**TASK BRIEF:** Write out the listing in full, matching it word for word.

**INPUT:**

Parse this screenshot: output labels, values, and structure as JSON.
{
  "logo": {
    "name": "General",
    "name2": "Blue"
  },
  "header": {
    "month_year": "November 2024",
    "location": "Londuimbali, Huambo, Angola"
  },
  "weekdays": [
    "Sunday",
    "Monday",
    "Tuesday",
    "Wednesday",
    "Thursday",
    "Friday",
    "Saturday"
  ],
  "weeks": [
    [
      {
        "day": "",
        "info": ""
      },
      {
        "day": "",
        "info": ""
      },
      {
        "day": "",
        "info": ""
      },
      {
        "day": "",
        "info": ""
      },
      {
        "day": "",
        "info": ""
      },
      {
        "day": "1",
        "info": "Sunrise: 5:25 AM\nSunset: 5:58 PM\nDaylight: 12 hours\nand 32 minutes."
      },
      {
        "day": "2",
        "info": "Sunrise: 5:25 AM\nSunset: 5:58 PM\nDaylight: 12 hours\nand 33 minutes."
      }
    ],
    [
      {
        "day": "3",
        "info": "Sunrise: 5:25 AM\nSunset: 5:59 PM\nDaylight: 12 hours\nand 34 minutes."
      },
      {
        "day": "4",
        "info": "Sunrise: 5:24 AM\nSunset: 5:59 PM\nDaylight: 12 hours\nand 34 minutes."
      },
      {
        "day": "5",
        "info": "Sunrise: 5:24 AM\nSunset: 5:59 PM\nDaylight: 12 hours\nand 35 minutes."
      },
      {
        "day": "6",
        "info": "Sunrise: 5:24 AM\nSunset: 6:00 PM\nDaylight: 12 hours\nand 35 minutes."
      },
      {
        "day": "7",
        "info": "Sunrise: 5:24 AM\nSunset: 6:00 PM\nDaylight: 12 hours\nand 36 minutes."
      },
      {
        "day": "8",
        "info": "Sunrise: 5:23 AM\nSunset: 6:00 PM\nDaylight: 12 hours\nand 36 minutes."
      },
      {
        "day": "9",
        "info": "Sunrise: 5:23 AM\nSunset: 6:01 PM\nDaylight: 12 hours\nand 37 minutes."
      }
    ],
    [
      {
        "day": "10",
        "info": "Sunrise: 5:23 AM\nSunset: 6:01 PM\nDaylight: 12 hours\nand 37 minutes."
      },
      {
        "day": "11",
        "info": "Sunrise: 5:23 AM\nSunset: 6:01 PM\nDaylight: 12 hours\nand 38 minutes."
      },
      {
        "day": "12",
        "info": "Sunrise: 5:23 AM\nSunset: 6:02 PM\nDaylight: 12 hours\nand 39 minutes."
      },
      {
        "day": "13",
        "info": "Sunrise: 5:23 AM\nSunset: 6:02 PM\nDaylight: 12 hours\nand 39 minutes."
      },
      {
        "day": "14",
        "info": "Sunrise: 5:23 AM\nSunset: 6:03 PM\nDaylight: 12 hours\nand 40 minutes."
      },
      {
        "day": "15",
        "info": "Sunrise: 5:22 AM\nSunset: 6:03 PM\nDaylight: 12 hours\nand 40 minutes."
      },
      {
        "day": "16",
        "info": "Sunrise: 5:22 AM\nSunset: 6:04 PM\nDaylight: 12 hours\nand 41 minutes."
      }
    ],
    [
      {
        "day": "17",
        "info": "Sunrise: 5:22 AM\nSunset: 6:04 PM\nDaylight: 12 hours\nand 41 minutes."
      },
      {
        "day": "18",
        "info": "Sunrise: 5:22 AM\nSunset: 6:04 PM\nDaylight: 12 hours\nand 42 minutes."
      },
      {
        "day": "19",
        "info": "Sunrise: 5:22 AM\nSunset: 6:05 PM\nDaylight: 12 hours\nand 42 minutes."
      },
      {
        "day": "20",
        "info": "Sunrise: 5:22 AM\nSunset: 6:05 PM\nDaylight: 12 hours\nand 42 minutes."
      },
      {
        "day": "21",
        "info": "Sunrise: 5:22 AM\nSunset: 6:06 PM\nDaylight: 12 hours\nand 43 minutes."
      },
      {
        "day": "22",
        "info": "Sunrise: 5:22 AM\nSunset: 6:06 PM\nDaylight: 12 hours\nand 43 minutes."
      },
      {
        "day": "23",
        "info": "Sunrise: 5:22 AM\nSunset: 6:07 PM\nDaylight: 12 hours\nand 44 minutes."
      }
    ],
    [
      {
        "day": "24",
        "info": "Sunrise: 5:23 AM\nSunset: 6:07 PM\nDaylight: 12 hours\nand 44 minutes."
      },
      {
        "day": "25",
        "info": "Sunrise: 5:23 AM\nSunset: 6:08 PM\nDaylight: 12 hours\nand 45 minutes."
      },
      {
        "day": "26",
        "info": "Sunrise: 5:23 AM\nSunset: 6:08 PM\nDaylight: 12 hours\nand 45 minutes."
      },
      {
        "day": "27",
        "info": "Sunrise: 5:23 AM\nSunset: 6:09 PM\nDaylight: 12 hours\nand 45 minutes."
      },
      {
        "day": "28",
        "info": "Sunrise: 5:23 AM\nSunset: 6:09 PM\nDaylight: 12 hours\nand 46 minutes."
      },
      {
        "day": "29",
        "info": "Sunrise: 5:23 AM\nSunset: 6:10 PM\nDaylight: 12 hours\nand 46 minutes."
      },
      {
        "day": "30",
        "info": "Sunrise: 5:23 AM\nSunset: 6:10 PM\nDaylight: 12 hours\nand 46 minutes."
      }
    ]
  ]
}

**RESULT OF THIS TASK:**
Parse this screenshot: output labels, values, and structure as JSON.
{
  "logo": {
    "name": "General",
    "name2": "Blue"
  },
  "header": {
    "month_year": "November 2024",
    "location": "Londuimbali, Huambo, Angola"
  },
  "weekdays": [
    "Sunday",
    "Monday",
    "Tuesday",
    "Wednesday",
    "Thursday",
    "Friday",
    "Saturday"
  ],
  "weeks": [
    [
      {
        "day": "",
        "info": ""
      },
      {
        "day": "",
        "info": ""
      },
      {
        "day": "",
        "info": ""
      },
      {
        "day": "",
        "info": ""
      },
      {
        "day": "",
        "info": ""
      },
      {
        "day": "1",
        "info": "Sunrise: 5:25 AM\nSunset: 5:58 PM\nDaylight: 12 hours\nand 32 minutes."
      },
      {
        "day": "2",
        "info": "Sunrise: 5:25 AM\nSunset: 5:58 PM\nDaylight: 12 hours\nand 33 minutes."
      }
    ],
    [
      {
        "day": "3",
        "info": "Sunrise: 5:25 AM\nSunset: 5:59 PM\nDaylight: 12 hours\nand 34 minutes."
      },
      {
        "day": "4",
        "info": "Sunrise: 5:24 AM\nSunset: 5:59 PM\nDaylight: 12 hours\nand 34 minutes."
      },
      {
        "day": "5",
        "info": "Sunrise: 5:24 AM\nSunset: 5:59 PM\nDaylight: 12 hours\nand 35 minutes."
      },
      {
        "day": "6",
        "info": "Sunrise: 5:24 AM\nSunset: 6:00 PM\nDaylight: 12 hours\nand 35 minutes."
      },
      {
        "day": "7",
        "info": "Sunrise: 5:24 AM\nSunset: 6:00 PM\nDaylight: 12 hours\nand 36 minutes."
      },
      {
        "day": "8",
        "info": "Sunrise: 5:23 AM\nSunset: 6:00 PM\nDaylight: 12 hours\nand 36 minutes."
      },
      {
        "day": "9",
        "info": "Sunrise: 5:23 AM\nSunset: 6:01 PM\nDaylight: 12 hours\nand 37 minutes."
      }
    ],
    [
      {
        "day": "10",
        "info": "Sunrise: 5:23 AM\nSunset: 6:01 PM\nDaylight: 12 hours\nand 37 minutes."
      },
      {
        "day": "11",
        "info": "Sunrise: 5:23 AM\nSunset: 6:01 PM\nDaylight: 12 hours\nand 38 minutes."
      },
      {
        "day": "12",
        "info": "Sunrise: 5:23 AM\nSunset: 6:02 PM\nDaylight: 12 hours\nand 39 minutes."
      },
      {
        "day": "13",
        "info": "Sunrise: 5:23 AM\nSunset: 6:02 PM\nDaylight: 12 hours\nand 39 minutes."
      },
      {
        "day": "14",
        "info": "Sunrise: 5:23 AM\nSunset: 6:03 PM\nDaylight: 12 hours\nand 40 minutes."
      },
      {
        "day": "15",
        "info": "Sunrise: 5:22 AM\nSunset: 6:03 PM\nDaylight: 12 hours\nand 40 minutes."
      },
      {
        "day": "16",
        "info": "Sunrise: 5:22 AM\nSunset: 6:04 PM\nDaylight: 12 hours\nand 41 minutes."
      }
    ],
    [
      {
        "day": "17",
        "info": "Sunrise: 5:22 AM\nSunset: 6:04 PM\nDaylight: 12 hours\nand 41 minutes."
      },
      {
        "day": "18",
        "info": "Sunrise: 5:22 AM\nSunset: 6:04 PM\nDaylight: 12 hours\nand 42 minutes."
      },
      {
        "day": "19",
        "info": "Sunrise: 5:22 AM\nSunset: 6:05 PM\nDaylight: 12 hours\nand 42 minutes."
      },
      {
        "day": "20",
        "info": "Sunrise: 5:22 AM\nSunset: 6:05 PM\nDaylight: 12 hours\nand 42 minutes."
      },
      {
        "day": "21",
        "info": "Sunrise: 5:22 AM\nSunset: 6:06 PM\nDaylight: 12 hours\nand 43 minutes."
      },
      {
        "day": "22",
        "info": "Sunrise: 5:22 AM\nSunset: 6:06 PM\nDaylight: 12 hours\nand 43 minutes."
      },
      {
        "day": "23",
        "info": "Sunrise: 5:22 AM\nSunset: 6:07 PM\nDaylight: 12 hours\nand 44 minutes."
      }
    ],
    [
      {
        "day": "24",
        "info": "Sunrise: 5:23 AM\nSunset: 6:07 PM\nDaylight: 12 hours\nand 44 minutes."
      },
      {
        "day": "25",
        "info": "Sunrise: 5:23 AM\nSunset: 6:08 PM\nDaylight: 12 hours\nand 45 minutes."
      },
      {
        "day": "26",
        "info": "Sunrise: 5:23 AM\nSunset: 6:08 PM\nDaylight: 12 hours\nand 45 minutes."
      },
      {
        "day": "27",
        "info": "Sunrise: 5:23 AM\nSunset: 6:09 PM\nDaylight: 12 hours\nand 45 minutes."
      },
      {
        "day": "28",
        "info": "Sunrise: 5:23 AM\nSunset: 6:09 PM\nDaylight: 12 hours\nand 46 minutes."
      },
      {
        "day": "29",
        "info": "Sunrise: 5:23 AM\nSunset: 6:10 PM\nDaylight: 12 hours\nand 46 minutes."
      },
      {
        "day": "30",
        "info": "Sunrise: 5:23 AM\nSunset: 6:10 PM\nDaylight: 12 hours\nand 46 minutes."
      }
    ]
  ]
}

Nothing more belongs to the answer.